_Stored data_
start
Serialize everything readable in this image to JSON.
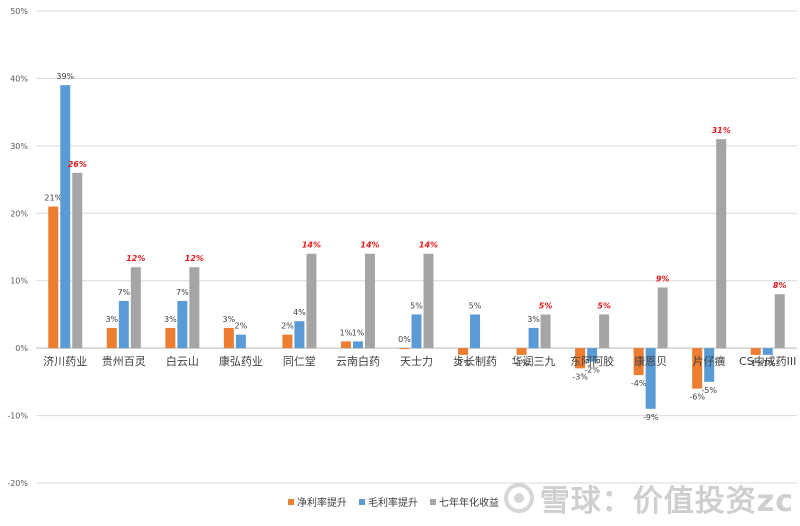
{
  "chart_data": {
    "type": "bar",
    "categories": [
      "济川药业",
      "贵州百灵",
      "白云山",
      "康弘药业",
      "同仁堂",
      "云南白药",
      "天士力",
      "步长制药",
      "华润三九",
      "东阿阿胶",
      "康恩贝",
      "片仔癀",
      "CS中成药III"
    ],
    "series": [
      {
        "name": "净利率提升",
        "color": "#ED7D31",
        "values": [
          21,
          3,
          3,
          3,
          2,
          1,
          0,
          -1,
          -1,
          -3,
          -4,
          -6,
          -1
        ],
        "labels": [
          "21%",
          "3%",
          "3%",
          "3%",
          "2%",
          "1%",
          "0%",
          "-1%",
          "-1%",
          "-3%",
          "-4%",
          "-6%",
          "-1%"
        ]
      },
      {
        "name": "毛利率提升",
        "color": "#5B9BD5",
        "values": [
          39,
          7,
          7,
          2,
          4,
          1,
          5,
          5,
          3,
          -2,
          -9,
          -5,
          -1
        ],
        "labels": [
          "39%",
          "7%",
          "7%",
          "2%",
          "4%",
          "1%",
          "5%",
          "5%",
          "3%",
          "-2%",
          "-9%",
          "-5%",
          "-1%"
        ]
      },
      {
        "name": "七年年化收益",
        "color": "#A5A5A5",
        "label_color": "#E31A1C",
        "values": [
          26,
          12,
          12,
          null,
          14,
          14,
          14,
          null,
          5,
          5,
          9,
          31,
          8
        ],
        "labels": [
          "26%",
          "12%",
          "12%",
          "",
          "14%",
          "14%",
          "14%",
          "",
          "5%",
          "5%",
          "9%",
          "31%",
          "8%"
        ]
      }
    ],
    "ylim": [
      -20,
      50
    ],
    "yticks": [
      -20,
      -10,
      0,
      10,
      20,
      30,
      40,
      50
    ],
    "ytick_labels": [
      "-20%",
      "-10%",
      "0%",
      "10%",
      "20%",
      "30%",
      "40%",
      "50%"
    ],
    "grid": true,
    "legend_position": "bottom"
  },
  "watermark": {
    "text": "雪球：价值投资zc"
  }
}
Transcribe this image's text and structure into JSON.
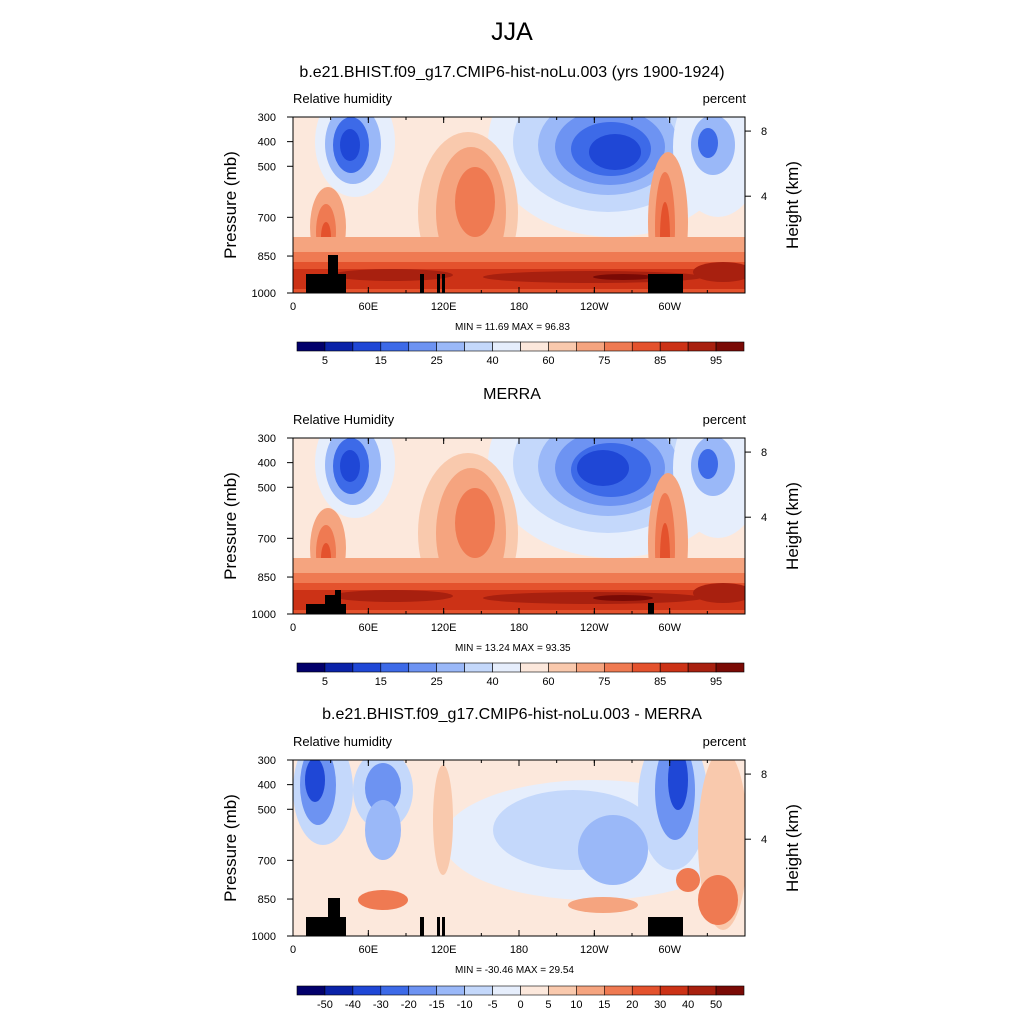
{
  "title": "JJA",
  "chart_data": [
    {
      "type": "heatmap",
      "title": "b.e21.BHIST.f09_g17.CMIP6-hist-noLu.003 (yrs 1900-1924)",
      "left_label": "Relative humidity",
      "right_label": "percent",
      "ylabel": "Pressure (mb)",
      "y2label": "Height (km)",
      "xticks": [
        "0",
        "60E",
        "120E",
        "180",
        "120W",
        "60W"
      ],
      "yticks": [
        "300",
        "400",
        "500",
        "700",
        "850",
        "1000"
      ],
      "y2ticks": [
        "8",
        "4"
      ],
      "stats": "MIN =  11.69  MAX =  96.83",
      "min": 11.69,
      "max": 96.83,
      "colorbar_labels": [
        "5",
        "15",
        "25",
        "40",
        "60",
        "75",
        "85",
        "95"
      ],
      "colorbar_colors": [
        "#02006b",
        "#0a22a8",
        "#1f47d6",
        "#3d6ae8",
        "#6d93f2",
        "#9ab8f8",
        "#c4d8fb",
        "#e6eefc",
        "#fce8dc",
        "#f9c9ad",
        "#f5a47f",
        "#ef7a52",
        "#e4522d",
        "#cc3216",
        "#a8200f",
        "#7a0a05"
      ]
    },
    {
      "type": "heatmap",
      "title": "MERRA",
      "left_label": "Relative Humidity",
      "right_label": "percent",
      "ylabel": "Pressure (mb)",
      "y2label": "Height (km)",
      "xticks": [
        "0",
        "60E",
        "120E",
        "180",
        "120W",
        "60W"
      ],
      "yticks": [
        "300",
        "400",
        "500",
        "700",
        "850",
        "1000"
      ],
      "y2ticks": [
        "8",
        "4"
      ],
      "stats": "MIN =  13.24  MAX =  93.35",
      "min": 13.24,
      "max": 93.35,
      "colorbar_labels": [
        "5",
        "15",
        "25",
        "40",
        "60",
        "75",
        "85",
        "95"
      ],
      "colorbar_colors": [
        "#02006b",
        "#0a22a8",
        "#1f47d6",
        "#3d6ae8",
        "#6d93f2",
        "#9ab8f8",
        "#c4d8fb",
        "#e6eefc",
        "#fce8dc",
        "#f9c9ad",
        "#f5a47f",
        "#ef7a52",
        "#e4522d",
        "#cc3216",
        "#a8200f",
        "#7a0a05"
      ]
    },
    {
      "type": "heatmap",
      "title": "b.e21.BHIST.f09_g17.CMIP6-hist-noLu.003 - MERRA",
      "left_label": "Relative humidity",
      "right_label": "percent",
      "ylabel": "Pressure (mb)",
      "y2label": "Height (km)",
      "xticks": [
        "0",
        "60E",
        "120E",
        "180",
        "120W",
        "60W"
      ],
      "yticks": [
        "300",
        "400",
        "500",
        "700",
        "850",
        "1000"
      ],
      "y2ticks": [
        "8",
        "4"
      ],
      "stats": "MIN = -30.46  MAX =  29.54",
      "min": -30.46,
      "max": 29.54,
      "colorbar_labels": [
        "-50",
        "-40",
        "-30",
        "-20",
        "-15",
        "-10",
        "-5",
        "0",
        "5",
        "10",
        "15",
        "20",
        "30",
        "40",
        "50"
      ],
      "colorbar_colors": [
        "#02006b",
        "#0a22a8",
        "#1f47d6",
        "#3d6ae8",
        "#6d93f2",
        "#9ab8f8",
        "#c4d8fb",
        "#e6eefc",
        "#fce8dc",
        "#f9c9ad",
        "#f5a47f",
        "#ef7a52",
        "#e4522d",
        "#cc3216",
        "#a8200f",
        "#7a0a05"
      ]
    }
  ]
}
end
Reproduce all of the material above word for word. Omit the pictures.

_The solution_
Serialize everything readable in this image to JSON.
{
  "chart_data": {
    "type": "bar",
    "categories": [
      "济川药业",
      "贵州百灵",
      "白云山",
      "康弘药业",
      "同仁堂",
      "云南白药",
      "天士力",
      "步长制药",
      "华润三九",
      "东阿阿胶",
      "康恩贝",
      "片仔癀",
      "CS中成药III"
    ],
    "series": [
      {
        "name": "净利率提升",
        "color": "#ED7D31",
        "values": [
          21,
          3,
          3,
          3,
          2,
          1,
          0,
          -1,
          -1,
          -3,
          -4,
          -6,
          -1
        ],
        "labels": [
          "21%",
          "3%",
          "3%",
          "3%",
          "2%",
          "1%",
          "0%",
          "-1%",
          "-1%",
          "-3%",
          "-4%",
          "-6%",
          "-1%"
        ]
      },
      {
        "name": "毛利率提升",
        "color": "#5B9BD5",
        "values": [
          39,
          7,
          7,
          2,
          4,
          1,
          5,
          5,
          3,
          -2,
          -9,
          -5,
          -1
        ],
        "labels": [
          "39%",
          "7%",
          "7%",
          "2%",
          "4%",
          "1%",
          "5%",
          "5%",
          "3%",
          "-2%",
          "-9%",
          "-5%",
          "-1%"
        ]
      },
      {
        "name": "七年年化收益",
        "color": "#A5A5A5",
        "label_color": "#E31A1C",
        "values": [
          26,
          12,
          12,
          null,
          14,
          14,
          14,
          null,
          5,
          5,
          9,
          31,
          8
        ],
        "labels": [
          "26%",
          "12%",
          "12%",
          "",
          "14%",
          "14%",
          "14%",
          "",
          "5%",
          "5%",
          "9%",
          "31%",
          "8%"
        ]
      }
    ],
    "ylim": [
      -20,
      50
    ],
    "yticks": [
      -20,
      -10,
      0,
      10,
      20,
      30,
      40,
      50
    ],
    "ytick_labels": [
      "-20%",
      "-10%",
      "0%",
      "10%",
      "20%",
      "30%",
      "40%",
      "50%"
    ],
    "grid": true,
    "legend_position": "bottom"
  },
  "watermark": {
    "text": "雪球：价值投资zc"
  }
}
Transcribe this image's text and structure into JSON.
{
  "title": "JJA",
  "chart_data": [
    {
      "type": "heatmap",
      "title": "b.e21.BHIST.f09_g17.CMIP6-hist-noLu.003 (yrs 1900-1924)",
      "left_label": "Relative humidity",
      "right_label": "percent",
      "ylabel": "Pressure (mb)",
      "y2label": "Height (km)",
      "xticks": [
        "0",
        "60E",
        "120E",
        "180",
        "120W",
        "60W"
      ],
      "yticks": [
        "300",
        "400",
        "500",
        "700",
        "850",
        "1000"
      ],
      "y2ticks": [
        "8",
        "4"
      ],
      "stats": "MIN =  11.69  MAX =  96.83",
      "min": 11.69,
      "max": 96.83,
      "colorbar_labels": [
        "5",
        "15",
        "25",
        "40",
        "60",
        "75",
        "85",
        "95"
      ],
      "colorbar_colors": [
        "#02006b",
        "#0a22a8",
        "#1f47d6",
        "#3d6ae8",
        "#6d93f2",
        "#9ab8f8",
        "#c4d8fb",
        "#e6eefc",
        "#fce8dc",
        "#f9c9ad",
        "#f5a47f",
        "#ef7a52",
        "#e4522d",
        "#cc3216",
        "#a8200f",
        "#7a0a05"
      ]
    },
    {
      "type": "heatmap",
      "title": "MERRA",
      "left_label": "Relative Humidity",
      "right_label": "percent",
      "ylabel": "Pressure (mb)",
      "y2label": "Height (km)",
      "xticks": [
        "0",
        "60E",
        "120E",
        "180",
        "120W",
        "60W"
      ],
      "yticks": [
        "300",
        "400",
        "500",
        "700",
        "850",
        "1000"
      ],
      "y2ticks": [
        "8",
        "4"
      ],
      "stats": "MIN =  13.24  MAX =  93.35",
      "min": 13.24,
      "max": 93.35,
      "colorbar_labels": [
        "5",
        "15",
        "25",
        "40",
        "60",
        "75",
        "85",
        "95"
      ],
      "colorbar_colors": [
        "#02006b",
        "#0a22a8",
        "#1f47d6",
        "#3d6ae8",
        "#6d93f2",
        "#9ab8f8",
        "#c4d8fb",
        "#e6eefc",
        "#fce8dc",
        "#f9c9ad",
        "#f5a47f",
        "#ef7a52",
        "#e4522d",
        "#cc3216",
        "#a8200f",
        "#7a0a05"
      ]
    },
    {
      "type": "heatmap",
      "title": "b.e21.BHIST.f09_g17.CMIP6-hist-noLu.003 - MERRA",
      "left_label": "Relative humidity",
      "right_label": "percent",
      "ylabel": "Pressure (mb)",
      "y2label": "Height (km)",
      "xticks": [
        "0",
        "60E",
        "120E",
        "180",
        "120W",
        "60W"
      ],
      "yticks": [
        "300",
        "400",
        "500",
        "700",
        "850",
        "1000"
      ],
      "y2ticks": [
        "8",
        "4"
      ],
      "stats": "MIN = -30.46  MAX =  29.54",
      "min": -30.46,
      "max": 29.54,
      "colorbar_labels": [
        "-50",
        "-40",
        "-30",
        "-20",
        "-15",
        "-10",
        "-5",
        "0",
        "5",
        "10",
        "15",
        "20",
        "30",
        "40",
        "50"
      ],
      "colorbar_colors": [
        "#02006b",
        "#0a22a8",
        "#1f47d6",
        "#3d6ae8",
        "#6d93f2",
        "#9ab8f8",
        "#c4d8fb",
        "#e6eefc",
        "#fce8dc",
        "#f9c9ad",
        "#f5a47f",
        "#ef7a52",
        "#e4522d",
        "#cc3216",
        "#a8200f",
        "#7a0a05"
      ]
    }
  ]
}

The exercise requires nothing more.